*TASK DIRECTIONS:* Below is a set of records. Repeat all of them exactly.

*DATASET RECORDS:*
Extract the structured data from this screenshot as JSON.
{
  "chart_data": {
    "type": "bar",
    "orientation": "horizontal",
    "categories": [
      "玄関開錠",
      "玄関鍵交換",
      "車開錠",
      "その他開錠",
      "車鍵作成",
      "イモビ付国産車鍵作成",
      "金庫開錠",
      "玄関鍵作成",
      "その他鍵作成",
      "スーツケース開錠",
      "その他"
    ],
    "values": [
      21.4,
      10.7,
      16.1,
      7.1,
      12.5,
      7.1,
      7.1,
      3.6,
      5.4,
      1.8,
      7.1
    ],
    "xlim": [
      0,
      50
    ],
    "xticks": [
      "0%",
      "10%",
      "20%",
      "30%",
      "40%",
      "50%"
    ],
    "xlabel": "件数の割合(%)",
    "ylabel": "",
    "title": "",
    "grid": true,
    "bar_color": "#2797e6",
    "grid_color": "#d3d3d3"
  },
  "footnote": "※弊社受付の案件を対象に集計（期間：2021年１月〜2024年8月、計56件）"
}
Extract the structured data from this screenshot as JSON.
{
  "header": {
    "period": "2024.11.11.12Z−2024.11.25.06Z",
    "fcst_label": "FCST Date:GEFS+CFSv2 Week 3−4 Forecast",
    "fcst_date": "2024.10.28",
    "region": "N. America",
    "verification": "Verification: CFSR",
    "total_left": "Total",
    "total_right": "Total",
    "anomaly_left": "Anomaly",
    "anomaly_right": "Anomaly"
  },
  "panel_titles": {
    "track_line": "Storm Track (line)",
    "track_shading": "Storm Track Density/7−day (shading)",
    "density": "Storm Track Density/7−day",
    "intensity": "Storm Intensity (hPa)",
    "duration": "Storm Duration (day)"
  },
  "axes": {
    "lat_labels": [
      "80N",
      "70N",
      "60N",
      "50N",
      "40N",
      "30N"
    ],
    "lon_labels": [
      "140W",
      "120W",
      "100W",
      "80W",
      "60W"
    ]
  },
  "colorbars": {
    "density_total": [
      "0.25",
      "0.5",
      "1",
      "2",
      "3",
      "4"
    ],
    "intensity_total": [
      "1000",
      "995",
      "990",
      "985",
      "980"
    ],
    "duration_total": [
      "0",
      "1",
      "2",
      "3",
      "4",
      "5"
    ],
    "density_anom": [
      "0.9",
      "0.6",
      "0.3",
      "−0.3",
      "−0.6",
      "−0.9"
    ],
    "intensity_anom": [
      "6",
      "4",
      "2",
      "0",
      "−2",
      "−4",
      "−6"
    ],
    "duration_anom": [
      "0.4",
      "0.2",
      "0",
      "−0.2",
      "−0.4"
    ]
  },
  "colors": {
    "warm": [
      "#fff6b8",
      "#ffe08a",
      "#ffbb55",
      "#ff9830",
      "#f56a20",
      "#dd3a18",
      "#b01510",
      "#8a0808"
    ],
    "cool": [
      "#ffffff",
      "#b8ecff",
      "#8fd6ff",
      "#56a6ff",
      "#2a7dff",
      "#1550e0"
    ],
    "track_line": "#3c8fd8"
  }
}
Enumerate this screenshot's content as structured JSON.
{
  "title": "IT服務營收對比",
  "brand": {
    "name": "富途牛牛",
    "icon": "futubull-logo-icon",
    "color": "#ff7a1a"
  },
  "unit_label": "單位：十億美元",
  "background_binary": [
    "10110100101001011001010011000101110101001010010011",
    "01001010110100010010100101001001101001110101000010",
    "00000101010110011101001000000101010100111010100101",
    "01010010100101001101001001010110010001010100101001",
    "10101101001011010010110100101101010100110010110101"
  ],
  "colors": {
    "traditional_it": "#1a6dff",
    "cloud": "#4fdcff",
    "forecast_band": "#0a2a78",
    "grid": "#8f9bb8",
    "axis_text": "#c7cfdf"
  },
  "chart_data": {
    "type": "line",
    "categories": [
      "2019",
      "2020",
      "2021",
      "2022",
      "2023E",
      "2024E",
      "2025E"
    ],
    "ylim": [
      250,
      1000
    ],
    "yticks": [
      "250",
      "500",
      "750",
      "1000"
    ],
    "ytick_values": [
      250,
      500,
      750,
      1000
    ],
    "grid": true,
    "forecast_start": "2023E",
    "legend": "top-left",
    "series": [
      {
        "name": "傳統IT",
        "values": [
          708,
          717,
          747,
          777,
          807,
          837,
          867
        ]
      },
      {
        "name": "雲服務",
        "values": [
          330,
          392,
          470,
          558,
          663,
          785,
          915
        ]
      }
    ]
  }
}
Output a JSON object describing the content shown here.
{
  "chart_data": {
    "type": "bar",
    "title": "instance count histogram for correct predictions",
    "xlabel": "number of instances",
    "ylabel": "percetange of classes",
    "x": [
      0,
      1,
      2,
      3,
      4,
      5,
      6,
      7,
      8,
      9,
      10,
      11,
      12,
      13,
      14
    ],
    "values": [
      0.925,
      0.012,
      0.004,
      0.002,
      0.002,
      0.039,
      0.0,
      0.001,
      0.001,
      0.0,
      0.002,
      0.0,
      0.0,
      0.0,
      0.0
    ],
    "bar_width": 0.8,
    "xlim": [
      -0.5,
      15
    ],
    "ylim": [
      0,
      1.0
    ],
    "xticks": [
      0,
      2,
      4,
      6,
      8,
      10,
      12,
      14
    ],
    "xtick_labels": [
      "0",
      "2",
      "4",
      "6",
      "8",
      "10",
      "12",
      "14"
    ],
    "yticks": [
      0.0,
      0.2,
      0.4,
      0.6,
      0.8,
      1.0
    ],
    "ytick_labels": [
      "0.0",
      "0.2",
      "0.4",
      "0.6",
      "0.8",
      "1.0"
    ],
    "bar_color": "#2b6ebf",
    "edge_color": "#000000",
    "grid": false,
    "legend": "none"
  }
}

*REPLY:*
Extract the structured data from this screenshot as JSON.
{
  "chart_data": {
    "type": "bar",
    "orientation": "horizontal",
    "categories": [
      "玄関開錠",
      "玄関鍵交換",
      "車開錠",
      "その他開錠",
      "車鍵作成",
      "イモビ付国産車鍵作成",
      "金庫開錠",
      "玄関鍵作成",
      "その他鍵作成",
      "スーツケース開錠",
      "その他"
    ],
    "values": [
      21.4,
      10.7,
      16.1,
      7.1,
      12.5,
      7.1,
      7.1,
      3.6,
      5.4,
      1.8,
      7.1
    ],
    "xlim": [
      0,
      50
    ],
    "xticks": [
      "0%",
      "10%",
      "20%",
      "30%",
      "40%",
      "50%"
    ],
    "xlabel": "件数の割合(%)",
    "ylabel": "",
    "title": "",
    "grid": true,
    "bar_color": "#2797e6",
    "grid_color": "#d3d3d3"
  },
  "footnote": "※弊社受付の案件を対象に集計（期間：2021年１月〜2024年8月、計56件）"
}
Extract the structured data from this screenshot as JSON.
{
  "header": {
    "period": "2024.11.11.12Z−2024.11.25.06Z",
    "fcst_label": "FCST Date:GEFS+CFSv2 Week 3−4 Forecast",
    "fcst_date": "2024.10.28",
    "region": "N. America",
    "verification": "Verification: CFSR",
    "total_left": "Total",
    "total_right": "Total",
    "anomaly_left": "Anomaly",
    "anomaly_right": "Anomaly"
  },
  "panel_titles": {
    "track_line": "Storm Track (line)",
    "track_shading": "Storm Track Density/7−day (shading)",
    "density": "Storm Track Density/7−day",
    "intensity": "Storm Intensity (hPa)",
    "duration": "Storm Duration (day)"
  },
  "axes": {
    "lat_labels": [
      "80N",
      "70N",
      "60N",
      "50N",
      "40N",
      "30N"
    ],
    "lon_labels": [
      "140W",
      "120W",
      "100W",
      "80W",
      "60W"
    ]
  },
  "colorbars": {
    "density_total": [
      "0.25",
      "0.5",
      "1",
      "2",
      "3",
      "4"
    ],
    "intensity_total": [
      "1000",
      "995",
      "990",
      "985",
      "980"
    ],
    "duration_total": [
      "0",
      "1",
      "2",
      "3",
      "4",
      "5"
    ],
    "density_anom": [
      "0.9",
      "0.6",
      "0.3",
      "−0.3",
      "−0.6",
      "−0.9"
    ],
    "intensity_anom": [
      "6",
      "4",
      "2",
      "0",
      "−2",
      "−4",
      "−6"
    ],
    "duration_anom": [
      "0.4",
      "0.2",
      "0",
      "−0.2",
      "−0.4"
    ]
  },
  "colors": {
    "warm": [
      "#fff6b8",
      "#ffe08a",
      "#ffbb55",
      "#ff9830",
      "#f56a20",
      "#dd3a18",
      "#b01510",
      "#8a0808"
    ],
    "cool": [
      "#ffffff",
      "#b8ecff",
      "#8fd6ff",
      "#56a6ff",
      "#2a7dff",
      "#1550e0"
    ],
    "track_line": "#3c8fd8"
  }
}
Enumerate this screenshot's content as structured JSON.
{
  "title": "IT服務營收對比",
  "brand": {
    "name": "富途牛牛",
    "icon": "futubull-logo-icon",
    "color": "#ff7a1a"
  },
  "unit_label": "單位：十億美元",
  "background_binary": [
    "10110100101001011001010011000101110101001010010011",
    "01001010110100010010100101001001101001110101000010",
    "00000101010110011101001000000101010100111010100101",
    "01010010100101001101001001010110010001010100101001",
    "10101101001011010010110100101101010100110010110101"
  ],
  "colors": {
    "traditional_it": "#1a6dff",
    "cloud": "#4fdcff",
    "forecast_band": "#0a2a78",
    "grid": "#8f9bb8",
    "axis_text": "#c7cfdf"
  },
  "chart_data": {
    "type": "line",
    "categories": [
      "2019",
      "2020",
      "2021",
      "2022",
      "2023E",
      "2024E",
      "2025E"
    ],
    "ylim": [
      250,
      1000
    ],
    "yticks": [
      "250",
      "500",
      "750",
      "1000"
    ],
    "ytick_values": [
      250,
      500,
      750,
      1000
    ],
    "grid": true,
    "forecast_start": "2023E",
    "legend": "top-left",
    "series": [
      {
        "name": "傳統IT",
        "values": [
          708,
          717,
          747,
          777,
          807,
          837,
          867
        ]
      },
      {
        "name": "雲服務",
        "values": [
          330,
          392,
          470,
          558,
          663,
          785,
          915
        ]
      }
    ]
  }
}
Output a JSON object describing the content shown here.
{
  "chart_data": {
    "type": "bar",
    "title": "instance count histogram for correct predictions",
    "xlabel": "number of instances",
    "ylabel": "percetange of classes",
    "x": [
      0,
      1,
      2,
      3,
      4,
      5,
      6,
      7,
      8,
      9,
      10,
      11,
      12,
      13,
      14
    ],
    "values": [
      0.925,
      0.012,
      0.004,
      0.002,
      0.002,
      0.039,
      0.0,
      0.001,
      0.001,
      0.0,
      0.002,
      0.0,
      0.0,
      0.0,
      0.0
    ],
    "bar_width": 0.8,
    "xlim": [
      -0.5,
      15
    ],
    "ylim": [
      0,
      1.0
    ],
    "xticks": [
      0,
      2,
      4,
      6,
      8,
      10,
      12,
      14
    ],
    "xtick_labels": [
      "0",
      "2",
      "4",
      "6",
      "8",
      "10",
      "12",
      "14"
    ],
    "yticks": [
      0.0,
      0.2,
      0.4,
      0.6,
      0.8,
      1.0
    ],
    "ytick_labels": [
      "0.0",
      "0.2",
      "0.4",
      "0.6",
      "0.8",
      "1.0"
    ],
    "bar_color": "#2b6ebf",
    "edge_color": "#000000",
    "grid": false,
    "legend": "none"
  }
}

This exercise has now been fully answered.